What to work on:
Repeat the items below word for word, from the first one through the line that holds "row-label: 图片水印: [57, 328, 110, 343]", including that line.

Raw records:
*-*-*

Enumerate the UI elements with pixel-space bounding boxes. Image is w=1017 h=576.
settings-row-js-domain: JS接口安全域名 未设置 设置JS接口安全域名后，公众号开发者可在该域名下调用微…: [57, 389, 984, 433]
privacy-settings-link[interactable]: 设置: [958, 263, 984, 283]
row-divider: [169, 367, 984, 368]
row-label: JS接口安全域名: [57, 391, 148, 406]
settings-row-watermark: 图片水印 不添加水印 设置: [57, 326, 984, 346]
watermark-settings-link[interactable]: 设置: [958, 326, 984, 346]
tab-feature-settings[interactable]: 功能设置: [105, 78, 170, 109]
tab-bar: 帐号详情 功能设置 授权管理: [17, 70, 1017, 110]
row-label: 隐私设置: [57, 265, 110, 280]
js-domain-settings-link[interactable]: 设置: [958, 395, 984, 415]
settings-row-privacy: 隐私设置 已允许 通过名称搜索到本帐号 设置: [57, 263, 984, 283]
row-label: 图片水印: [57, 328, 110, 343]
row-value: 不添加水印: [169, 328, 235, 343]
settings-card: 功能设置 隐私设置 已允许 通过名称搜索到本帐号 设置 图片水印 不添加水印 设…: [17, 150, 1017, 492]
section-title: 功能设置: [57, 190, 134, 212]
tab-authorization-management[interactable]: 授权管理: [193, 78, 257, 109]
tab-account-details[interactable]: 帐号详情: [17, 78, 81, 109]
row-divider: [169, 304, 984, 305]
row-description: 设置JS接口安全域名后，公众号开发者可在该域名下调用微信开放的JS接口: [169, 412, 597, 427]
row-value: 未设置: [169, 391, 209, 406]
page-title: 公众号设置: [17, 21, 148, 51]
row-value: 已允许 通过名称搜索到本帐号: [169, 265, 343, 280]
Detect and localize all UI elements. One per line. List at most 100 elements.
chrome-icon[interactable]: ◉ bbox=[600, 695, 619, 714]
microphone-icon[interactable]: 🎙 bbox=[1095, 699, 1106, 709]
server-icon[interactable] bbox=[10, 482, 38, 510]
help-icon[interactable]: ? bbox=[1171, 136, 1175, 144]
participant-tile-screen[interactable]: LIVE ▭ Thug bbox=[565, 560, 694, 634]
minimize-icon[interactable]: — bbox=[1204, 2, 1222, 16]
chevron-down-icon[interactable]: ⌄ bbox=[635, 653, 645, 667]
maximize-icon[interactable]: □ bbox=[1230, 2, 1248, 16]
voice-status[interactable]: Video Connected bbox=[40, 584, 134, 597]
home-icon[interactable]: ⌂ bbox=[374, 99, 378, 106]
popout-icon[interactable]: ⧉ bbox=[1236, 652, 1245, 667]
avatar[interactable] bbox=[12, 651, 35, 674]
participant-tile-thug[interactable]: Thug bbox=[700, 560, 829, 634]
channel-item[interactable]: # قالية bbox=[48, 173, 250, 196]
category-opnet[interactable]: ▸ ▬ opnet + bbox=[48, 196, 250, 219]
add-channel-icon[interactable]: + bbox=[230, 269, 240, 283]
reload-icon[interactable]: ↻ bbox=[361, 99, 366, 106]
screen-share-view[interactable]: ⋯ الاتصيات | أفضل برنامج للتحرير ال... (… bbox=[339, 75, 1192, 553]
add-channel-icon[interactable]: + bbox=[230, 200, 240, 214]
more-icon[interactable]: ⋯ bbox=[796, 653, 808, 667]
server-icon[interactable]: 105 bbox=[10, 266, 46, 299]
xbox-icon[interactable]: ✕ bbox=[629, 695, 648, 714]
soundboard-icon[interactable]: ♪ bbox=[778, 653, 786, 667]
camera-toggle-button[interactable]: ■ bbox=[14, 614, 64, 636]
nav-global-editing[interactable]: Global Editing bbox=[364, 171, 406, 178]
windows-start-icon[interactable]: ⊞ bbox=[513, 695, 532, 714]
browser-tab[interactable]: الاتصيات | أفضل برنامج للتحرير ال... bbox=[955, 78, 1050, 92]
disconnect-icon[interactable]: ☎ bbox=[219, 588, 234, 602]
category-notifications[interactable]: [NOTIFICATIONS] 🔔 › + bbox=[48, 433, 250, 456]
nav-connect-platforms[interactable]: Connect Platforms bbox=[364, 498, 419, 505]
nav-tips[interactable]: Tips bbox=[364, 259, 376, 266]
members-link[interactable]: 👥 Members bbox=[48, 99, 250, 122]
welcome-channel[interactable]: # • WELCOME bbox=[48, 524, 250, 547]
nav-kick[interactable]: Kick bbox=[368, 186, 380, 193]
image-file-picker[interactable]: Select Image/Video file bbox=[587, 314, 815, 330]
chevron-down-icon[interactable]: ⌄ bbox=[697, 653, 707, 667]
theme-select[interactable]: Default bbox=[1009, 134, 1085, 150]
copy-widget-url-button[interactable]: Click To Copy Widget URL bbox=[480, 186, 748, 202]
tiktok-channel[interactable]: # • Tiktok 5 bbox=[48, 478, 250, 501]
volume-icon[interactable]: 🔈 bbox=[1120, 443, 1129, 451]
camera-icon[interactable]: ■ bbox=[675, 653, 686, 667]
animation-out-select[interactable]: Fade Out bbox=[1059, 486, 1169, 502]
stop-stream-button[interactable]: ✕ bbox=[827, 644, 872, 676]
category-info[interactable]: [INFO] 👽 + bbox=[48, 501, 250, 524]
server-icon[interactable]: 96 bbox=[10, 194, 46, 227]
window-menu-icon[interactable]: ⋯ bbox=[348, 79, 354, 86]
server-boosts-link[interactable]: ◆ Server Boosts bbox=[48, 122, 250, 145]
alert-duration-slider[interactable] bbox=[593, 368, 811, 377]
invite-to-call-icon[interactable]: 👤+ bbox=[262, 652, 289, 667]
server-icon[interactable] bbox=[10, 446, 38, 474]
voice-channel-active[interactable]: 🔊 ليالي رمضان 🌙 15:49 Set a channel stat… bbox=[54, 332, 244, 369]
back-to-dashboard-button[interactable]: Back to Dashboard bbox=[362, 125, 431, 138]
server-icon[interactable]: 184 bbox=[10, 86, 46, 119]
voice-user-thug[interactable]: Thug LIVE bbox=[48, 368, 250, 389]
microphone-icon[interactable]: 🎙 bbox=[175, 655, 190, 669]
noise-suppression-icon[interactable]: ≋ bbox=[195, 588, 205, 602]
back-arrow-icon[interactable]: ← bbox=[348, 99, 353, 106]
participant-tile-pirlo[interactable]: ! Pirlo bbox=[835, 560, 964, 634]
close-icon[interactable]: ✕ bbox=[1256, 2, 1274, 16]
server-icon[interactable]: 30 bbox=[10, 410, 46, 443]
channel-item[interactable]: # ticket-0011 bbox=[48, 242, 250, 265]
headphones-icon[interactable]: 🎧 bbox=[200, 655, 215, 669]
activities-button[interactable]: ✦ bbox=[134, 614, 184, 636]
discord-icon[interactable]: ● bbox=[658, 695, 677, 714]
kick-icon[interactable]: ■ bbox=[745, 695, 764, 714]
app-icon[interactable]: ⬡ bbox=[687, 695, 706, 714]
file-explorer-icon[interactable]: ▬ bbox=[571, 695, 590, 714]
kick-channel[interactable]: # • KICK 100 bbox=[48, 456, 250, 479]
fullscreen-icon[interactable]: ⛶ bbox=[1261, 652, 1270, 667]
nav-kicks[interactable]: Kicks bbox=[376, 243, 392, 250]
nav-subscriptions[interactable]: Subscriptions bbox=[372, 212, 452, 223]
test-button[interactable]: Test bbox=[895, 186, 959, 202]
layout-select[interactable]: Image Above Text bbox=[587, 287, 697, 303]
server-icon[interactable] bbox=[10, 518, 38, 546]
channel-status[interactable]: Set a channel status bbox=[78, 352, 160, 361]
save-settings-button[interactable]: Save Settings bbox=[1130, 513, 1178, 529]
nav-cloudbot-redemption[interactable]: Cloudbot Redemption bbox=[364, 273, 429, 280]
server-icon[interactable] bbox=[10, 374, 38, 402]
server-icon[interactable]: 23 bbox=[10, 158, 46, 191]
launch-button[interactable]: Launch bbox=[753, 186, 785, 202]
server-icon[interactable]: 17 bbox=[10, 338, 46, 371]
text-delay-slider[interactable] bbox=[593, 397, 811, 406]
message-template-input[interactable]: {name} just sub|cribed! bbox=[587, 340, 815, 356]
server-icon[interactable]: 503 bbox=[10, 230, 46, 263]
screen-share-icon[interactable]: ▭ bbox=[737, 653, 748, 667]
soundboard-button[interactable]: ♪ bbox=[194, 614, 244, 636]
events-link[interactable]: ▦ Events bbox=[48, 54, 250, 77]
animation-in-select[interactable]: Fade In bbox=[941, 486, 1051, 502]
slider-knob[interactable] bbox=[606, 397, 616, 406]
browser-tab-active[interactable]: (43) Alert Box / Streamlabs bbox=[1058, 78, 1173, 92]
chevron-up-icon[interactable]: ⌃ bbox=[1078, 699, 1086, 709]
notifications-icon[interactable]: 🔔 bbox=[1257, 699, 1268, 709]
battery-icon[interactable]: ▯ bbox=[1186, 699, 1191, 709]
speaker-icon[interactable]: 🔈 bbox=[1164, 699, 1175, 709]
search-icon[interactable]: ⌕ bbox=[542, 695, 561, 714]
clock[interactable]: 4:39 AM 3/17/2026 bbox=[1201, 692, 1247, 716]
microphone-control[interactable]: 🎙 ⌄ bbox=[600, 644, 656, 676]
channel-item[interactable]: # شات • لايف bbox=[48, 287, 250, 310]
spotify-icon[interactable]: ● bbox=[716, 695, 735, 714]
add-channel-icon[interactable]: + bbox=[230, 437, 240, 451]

*-*-*

Result of the exercise:
Enumerate the UI elements with pixel-space bounding boxes. Image is w=1017 h=576.
settings-row-js-domain: JS接口安全域名 未设置 设置JS接口安全域名后，公众号开发者可在该域名下调用微…: [57, 389, 984, 433]
privacy-settings-link[interactable]: 设置: [958, 263, 984, 283]
row-divider: [169, 367, 984, 368]
row-label: JS接口安全域名: [57, 391, 148, 406]
settings-row-watermark: 图片水印 不添加水印 设置: [57, 326, 984, 346]
watermark-settings-link[interactable]: 设置: [958, 326, 984, 346]
tab-feature-settings[interactable]: 功能设置: [105, 78, 170, 109]
tab-bar: 帐号详情 功能设置 授权管理: [17, 70, 1017, 110]
row-label: 隐私设置: [57, 265, 110, 280]
js-domain-settings-link[interactable]: 设置: [958, 395, 984, 415]
settings-row-privacy: 隐私设置 已允许 通过名称搜索到本帐号 设置: [57, 263, 984, 283]
row-label: 图片水印: [57, 328, 110, 343]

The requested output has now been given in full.